Task to carry out: Copy out all lines of the records in which the word "Switches" appears.

= = = = =

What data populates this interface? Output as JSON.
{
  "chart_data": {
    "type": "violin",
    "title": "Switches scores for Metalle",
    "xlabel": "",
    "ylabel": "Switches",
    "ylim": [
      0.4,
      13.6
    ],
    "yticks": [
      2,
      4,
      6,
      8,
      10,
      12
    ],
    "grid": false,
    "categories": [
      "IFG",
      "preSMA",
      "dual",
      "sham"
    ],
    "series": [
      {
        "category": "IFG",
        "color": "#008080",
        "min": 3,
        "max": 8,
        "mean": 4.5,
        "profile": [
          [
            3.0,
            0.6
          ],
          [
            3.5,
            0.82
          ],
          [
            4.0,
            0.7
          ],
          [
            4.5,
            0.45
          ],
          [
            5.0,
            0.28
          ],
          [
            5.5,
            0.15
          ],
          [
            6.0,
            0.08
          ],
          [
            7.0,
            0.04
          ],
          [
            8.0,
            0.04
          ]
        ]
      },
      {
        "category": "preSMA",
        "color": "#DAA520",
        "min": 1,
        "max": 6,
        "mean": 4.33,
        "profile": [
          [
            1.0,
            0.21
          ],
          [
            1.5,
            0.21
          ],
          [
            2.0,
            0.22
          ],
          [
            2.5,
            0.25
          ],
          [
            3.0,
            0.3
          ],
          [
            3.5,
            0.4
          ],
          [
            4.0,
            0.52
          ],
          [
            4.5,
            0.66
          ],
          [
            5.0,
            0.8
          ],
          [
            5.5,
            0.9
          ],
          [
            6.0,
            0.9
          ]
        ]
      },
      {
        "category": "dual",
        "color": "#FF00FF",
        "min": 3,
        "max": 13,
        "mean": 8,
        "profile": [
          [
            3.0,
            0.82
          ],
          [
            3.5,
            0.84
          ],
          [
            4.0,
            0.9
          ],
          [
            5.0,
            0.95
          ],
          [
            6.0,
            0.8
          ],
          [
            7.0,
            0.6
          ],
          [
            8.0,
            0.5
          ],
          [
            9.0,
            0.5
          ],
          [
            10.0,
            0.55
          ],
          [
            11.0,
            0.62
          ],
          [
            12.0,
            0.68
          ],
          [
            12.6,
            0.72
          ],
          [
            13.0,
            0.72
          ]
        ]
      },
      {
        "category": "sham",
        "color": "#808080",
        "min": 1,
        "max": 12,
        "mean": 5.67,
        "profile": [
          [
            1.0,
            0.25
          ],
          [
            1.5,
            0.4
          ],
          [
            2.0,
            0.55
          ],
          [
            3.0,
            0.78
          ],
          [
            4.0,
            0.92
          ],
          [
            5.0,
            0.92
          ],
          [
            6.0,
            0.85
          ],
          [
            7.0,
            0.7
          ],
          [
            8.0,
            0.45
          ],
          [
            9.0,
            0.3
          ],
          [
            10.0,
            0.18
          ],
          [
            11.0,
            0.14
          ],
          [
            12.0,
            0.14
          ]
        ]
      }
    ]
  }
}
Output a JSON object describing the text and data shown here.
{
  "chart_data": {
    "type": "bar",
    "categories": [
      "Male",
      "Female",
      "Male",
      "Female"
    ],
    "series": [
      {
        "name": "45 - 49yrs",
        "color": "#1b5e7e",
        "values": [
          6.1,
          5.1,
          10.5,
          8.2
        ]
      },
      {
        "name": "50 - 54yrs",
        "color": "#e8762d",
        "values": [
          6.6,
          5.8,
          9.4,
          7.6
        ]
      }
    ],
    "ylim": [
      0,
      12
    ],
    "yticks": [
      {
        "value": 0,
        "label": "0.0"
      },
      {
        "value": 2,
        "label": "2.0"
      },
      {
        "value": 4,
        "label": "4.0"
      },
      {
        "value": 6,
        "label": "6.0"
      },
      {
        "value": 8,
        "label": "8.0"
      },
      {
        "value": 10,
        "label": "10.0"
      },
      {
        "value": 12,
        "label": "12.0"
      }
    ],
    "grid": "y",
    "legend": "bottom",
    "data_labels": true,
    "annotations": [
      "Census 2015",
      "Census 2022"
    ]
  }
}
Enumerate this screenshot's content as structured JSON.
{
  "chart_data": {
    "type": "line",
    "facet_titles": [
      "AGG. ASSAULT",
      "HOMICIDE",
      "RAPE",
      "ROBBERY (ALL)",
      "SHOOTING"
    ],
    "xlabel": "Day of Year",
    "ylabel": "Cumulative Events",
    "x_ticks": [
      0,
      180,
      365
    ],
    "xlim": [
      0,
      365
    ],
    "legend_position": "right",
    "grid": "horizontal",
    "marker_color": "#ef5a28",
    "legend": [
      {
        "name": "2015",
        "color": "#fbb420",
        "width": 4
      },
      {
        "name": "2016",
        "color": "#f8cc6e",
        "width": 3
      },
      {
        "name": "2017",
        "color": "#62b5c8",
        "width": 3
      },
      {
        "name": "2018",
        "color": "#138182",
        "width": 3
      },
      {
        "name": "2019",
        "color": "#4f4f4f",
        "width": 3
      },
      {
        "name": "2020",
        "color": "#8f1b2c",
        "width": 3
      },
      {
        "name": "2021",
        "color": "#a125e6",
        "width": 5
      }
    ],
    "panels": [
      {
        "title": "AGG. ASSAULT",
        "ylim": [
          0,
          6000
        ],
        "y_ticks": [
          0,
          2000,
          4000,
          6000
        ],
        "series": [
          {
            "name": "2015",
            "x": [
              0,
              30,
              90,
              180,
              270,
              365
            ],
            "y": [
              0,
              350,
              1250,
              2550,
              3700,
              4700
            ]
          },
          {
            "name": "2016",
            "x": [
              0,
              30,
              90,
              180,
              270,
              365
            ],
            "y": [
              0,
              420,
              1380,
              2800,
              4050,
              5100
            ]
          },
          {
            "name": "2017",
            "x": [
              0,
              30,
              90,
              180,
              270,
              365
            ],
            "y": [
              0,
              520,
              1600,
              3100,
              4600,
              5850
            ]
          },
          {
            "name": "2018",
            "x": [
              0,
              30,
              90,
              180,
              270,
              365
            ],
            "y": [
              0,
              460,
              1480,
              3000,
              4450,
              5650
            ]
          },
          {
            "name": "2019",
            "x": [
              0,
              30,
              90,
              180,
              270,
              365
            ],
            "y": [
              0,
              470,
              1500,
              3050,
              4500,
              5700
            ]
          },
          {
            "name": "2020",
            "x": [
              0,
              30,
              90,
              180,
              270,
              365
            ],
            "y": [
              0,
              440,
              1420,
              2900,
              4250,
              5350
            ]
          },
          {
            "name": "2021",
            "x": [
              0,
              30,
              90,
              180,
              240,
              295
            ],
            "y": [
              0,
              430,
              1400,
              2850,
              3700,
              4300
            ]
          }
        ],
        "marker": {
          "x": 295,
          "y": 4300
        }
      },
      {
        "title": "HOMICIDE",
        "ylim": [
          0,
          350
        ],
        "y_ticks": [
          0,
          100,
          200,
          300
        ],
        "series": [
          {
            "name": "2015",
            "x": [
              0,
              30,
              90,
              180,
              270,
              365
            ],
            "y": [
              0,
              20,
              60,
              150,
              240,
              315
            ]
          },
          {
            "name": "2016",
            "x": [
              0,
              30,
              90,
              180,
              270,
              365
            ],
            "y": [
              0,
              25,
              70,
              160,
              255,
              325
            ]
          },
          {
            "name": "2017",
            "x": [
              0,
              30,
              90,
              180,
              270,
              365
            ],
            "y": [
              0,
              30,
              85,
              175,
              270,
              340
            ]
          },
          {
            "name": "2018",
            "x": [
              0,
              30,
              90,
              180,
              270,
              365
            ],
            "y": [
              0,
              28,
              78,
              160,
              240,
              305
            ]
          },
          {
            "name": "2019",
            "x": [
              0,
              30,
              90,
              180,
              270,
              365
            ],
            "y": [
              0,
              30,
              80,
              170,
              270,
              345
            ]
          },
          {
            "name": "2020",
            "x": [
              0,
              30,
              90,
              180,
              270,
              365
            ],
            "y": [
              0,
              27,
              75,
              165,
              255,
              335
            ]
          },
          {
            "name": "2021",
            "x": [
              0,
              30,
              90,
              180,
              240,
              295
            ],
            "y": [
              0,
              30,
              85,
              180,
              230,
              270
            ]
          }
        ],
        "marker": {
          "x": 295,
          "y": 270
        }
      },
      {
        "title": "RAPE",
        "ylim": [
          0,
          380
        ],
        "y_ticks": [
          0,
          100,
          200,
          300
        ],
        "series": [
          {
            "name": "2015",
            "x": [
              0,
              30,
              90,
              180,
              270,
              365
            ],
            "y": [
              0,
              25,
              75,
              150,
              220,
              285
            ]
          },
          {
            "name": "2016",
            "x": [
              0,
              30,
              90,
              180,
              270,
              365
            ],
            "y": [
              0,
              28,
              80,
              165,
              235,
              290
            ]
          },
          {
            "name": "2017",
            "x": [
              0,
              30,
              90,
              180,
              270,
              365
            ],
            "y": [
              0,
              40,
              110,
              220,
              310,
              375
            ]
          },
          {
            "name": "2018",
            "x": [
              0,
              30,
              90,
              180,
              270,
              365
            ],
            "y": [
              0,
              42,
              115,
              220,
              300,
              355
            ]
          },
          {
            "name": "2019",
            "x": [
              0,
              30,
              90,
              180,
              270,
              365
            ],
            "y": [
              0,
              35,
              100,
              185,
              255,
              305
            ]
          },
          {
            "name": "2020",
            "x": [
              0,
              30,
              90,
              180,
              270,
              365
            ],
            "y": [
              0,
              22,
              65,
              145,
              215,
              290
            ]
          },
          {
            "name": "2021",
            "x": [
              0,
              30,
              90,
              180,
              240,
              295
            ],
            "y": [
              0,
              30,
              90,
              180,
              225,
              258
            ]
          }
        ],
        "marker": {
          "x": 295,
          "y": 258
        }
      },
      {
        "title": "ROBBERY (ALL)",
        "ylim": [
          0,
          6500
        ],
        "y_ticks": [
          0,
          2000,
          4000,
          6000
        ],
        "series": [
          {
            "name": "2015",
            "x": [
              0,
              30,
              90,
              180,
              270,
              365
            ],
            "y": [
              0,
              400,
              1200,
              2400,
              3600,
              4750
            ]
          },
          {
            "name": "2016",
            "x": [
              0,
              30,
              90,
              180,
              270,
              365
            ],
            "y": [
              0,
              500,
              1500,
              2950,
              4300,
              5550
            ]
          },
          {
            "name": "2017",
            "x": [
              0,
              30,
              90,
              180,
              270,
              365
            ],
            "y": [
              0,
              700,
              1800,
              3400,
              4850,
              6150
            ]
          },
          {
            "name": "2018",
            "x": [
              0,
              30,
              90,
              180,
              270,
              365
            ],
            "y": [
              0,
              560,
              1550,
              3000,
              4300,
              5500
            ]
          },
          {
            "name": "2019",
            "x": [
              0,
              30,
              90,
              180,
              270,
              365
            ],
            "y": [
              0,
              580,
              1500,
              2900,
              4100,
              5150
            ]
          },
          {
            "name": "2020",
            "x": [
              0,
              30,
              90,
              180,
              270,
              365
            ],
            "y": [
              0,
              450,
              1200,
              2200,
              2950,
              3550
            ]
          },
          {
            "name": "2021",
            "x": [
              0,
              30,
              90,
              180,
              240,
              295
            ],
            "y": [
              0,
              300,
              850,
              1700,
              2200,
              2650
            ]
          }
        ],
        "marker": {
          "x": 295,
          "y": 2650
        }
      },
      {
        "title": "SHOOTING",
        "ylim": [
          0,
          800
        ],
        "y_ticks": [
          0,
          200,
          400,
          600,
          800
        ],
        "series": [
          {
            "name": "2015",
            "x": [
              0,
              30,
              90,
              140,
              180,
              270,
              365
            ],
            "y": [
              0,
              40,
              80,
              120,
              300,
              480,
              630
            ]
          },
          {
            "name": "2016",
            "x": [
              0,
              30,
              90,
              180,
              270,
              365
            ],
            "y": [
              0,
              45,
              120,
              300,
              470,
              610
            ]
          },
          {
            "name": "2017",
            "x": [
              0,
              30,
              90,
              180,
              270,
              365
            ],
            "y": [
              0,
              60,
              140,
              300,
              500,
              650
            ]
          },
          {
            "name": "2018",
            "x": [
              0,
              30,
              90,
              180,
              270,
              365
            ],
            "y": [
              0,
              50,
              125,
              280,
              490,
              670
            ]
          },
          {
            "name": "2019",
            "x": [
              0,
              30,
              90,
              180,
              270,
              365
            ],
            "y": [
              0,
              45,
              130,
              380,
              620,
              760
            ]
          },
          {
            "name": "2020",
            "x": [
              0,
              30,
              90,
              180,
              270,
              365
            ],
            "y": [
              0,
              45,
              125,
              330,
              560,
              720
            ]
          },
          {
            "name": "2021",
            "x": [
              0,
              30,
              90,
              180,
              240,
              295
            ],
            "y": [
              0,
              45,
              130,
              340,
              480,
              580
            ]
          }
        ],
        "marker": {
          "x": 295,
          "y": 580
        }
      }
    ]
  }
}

= = = = =

Solution for this task:
    "title": "Switches scores for Metalle",
    "ylabel": "Switches",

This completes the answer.